| Task to carry out |
Pictures aside, repeat every entry exactly.

| Recorded data |
□ □ □ □ □
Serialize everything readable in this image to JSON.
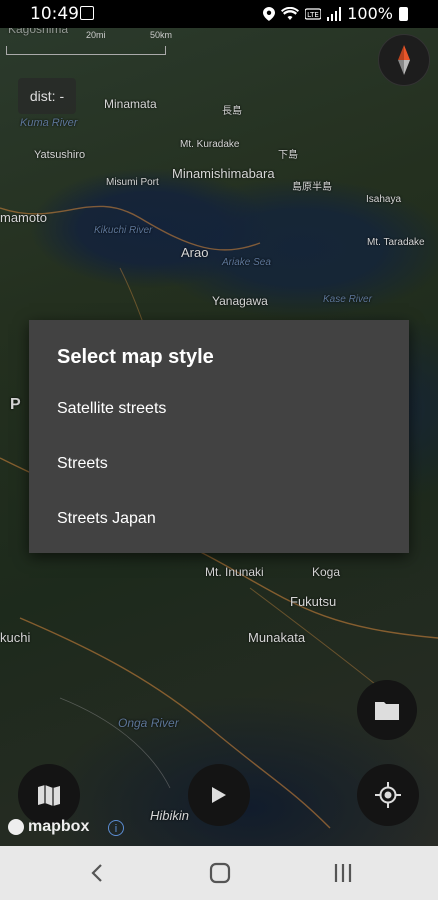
{
  "status_bar": {
    "time": "10:49",
    "battery": "100%"
  },
  "map": {
    "scale_labels": [
      "20mi",
      "50km"
    ],
    "dist_label": "dist: -",
    "place_labels": [
      "Kagoshima",
      "Minamata",
      "Mt. Kuradake",
      "Minamishimabara",
      "Misumi Port",
      "Yatsushiro",
      "mamoto",
      "Arao",
      "Yanagawa",
      "Isahaya",
      "Mt. Taradake",
      "Mt. Inunaki",
      "Koga",
      "Fukutsu",
      "Munakata",
      "kuchi",
      "Hibikin"
    ],
    "water_labels": [
      "Kuma River",
      "Kikuchi River",
      "Ariake Sea",
      "Kase River",
      "Onga River"
    ],
    "japanese_labels": [
      "長島",
      "下島",
      "島原半島"
    ],
    "attribution": "mapbox"
  },
  "dialog": {
    "title": "Select map style",
    "options": [
      "Satellite streets",
      "Streets",
      "Streets Japan"
    ]
  },
  "buttons": {
    "folder": "folder-icon",
    "map": "map-icon",
    "play": "play-icon",
    "locate": "my-location-icon",
    "compass": "compass-icon"
  },
  "colors": {
    "dialog_bg": "#424242",
    "nav_bg": "#e8e8e8",
    "info_accent": "#5b8cd2",
    "compass_needle": "#e8562a"
  }
}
□ □ □ □ □
| Result below |
Serialize everything readable in this image to JSON.
{
  "status_bar": {
    "time": "10:49",
    "battery": "100%"
  },
  "map": {
    "scale_labels": [
      "20mi",
      "50km"
    ],
    "dist_label": "dist: -",
    "place_labels": [
      "Kagoshima",
      "Minamata",
      "Mt. Kuradake",
      "Minamishimabara",
      "Misumi Port",
      "Yatsushiro",
      "mamoto",
      "Arao",
      "Yanagawa",
      "Isahaya",
      "Mt. Taradake",
      "Mt. Inunaki",
      "Koga",
      "Fukutsu",
      "Munakata",
      "kuchi",
      "Hibikin"
    ],
    "water_labels": [
      "Kuma River",
      "Kikuchi River",
      "Ariake Sea",
      "Kase River",
      "Onga River"
    ],
    "japanese_labels": [
      "長島",
      "下島",
      "島原半島"
    ],
    "attribution": "mapbox"
  },
  "dialog": {
    "title": "Select map style",
    "options": [
      "Satellite streets",
      "Streets",
      "Streets Japan"
    ]
  },
  "buttons": {
    "folder": "folder-icon",
    "map": "map-icon",
    "play": "play-icon",
    "locate": "my-location-icon",
    "compass": "compass-icon"
  },
  "colors": {
    "dialog_bg": "#424242",
    "nav_bg": "#e8e8e8",
    "info_accent": "#5b8cd2",
    "compass_needle": "#e8562a"
  }
}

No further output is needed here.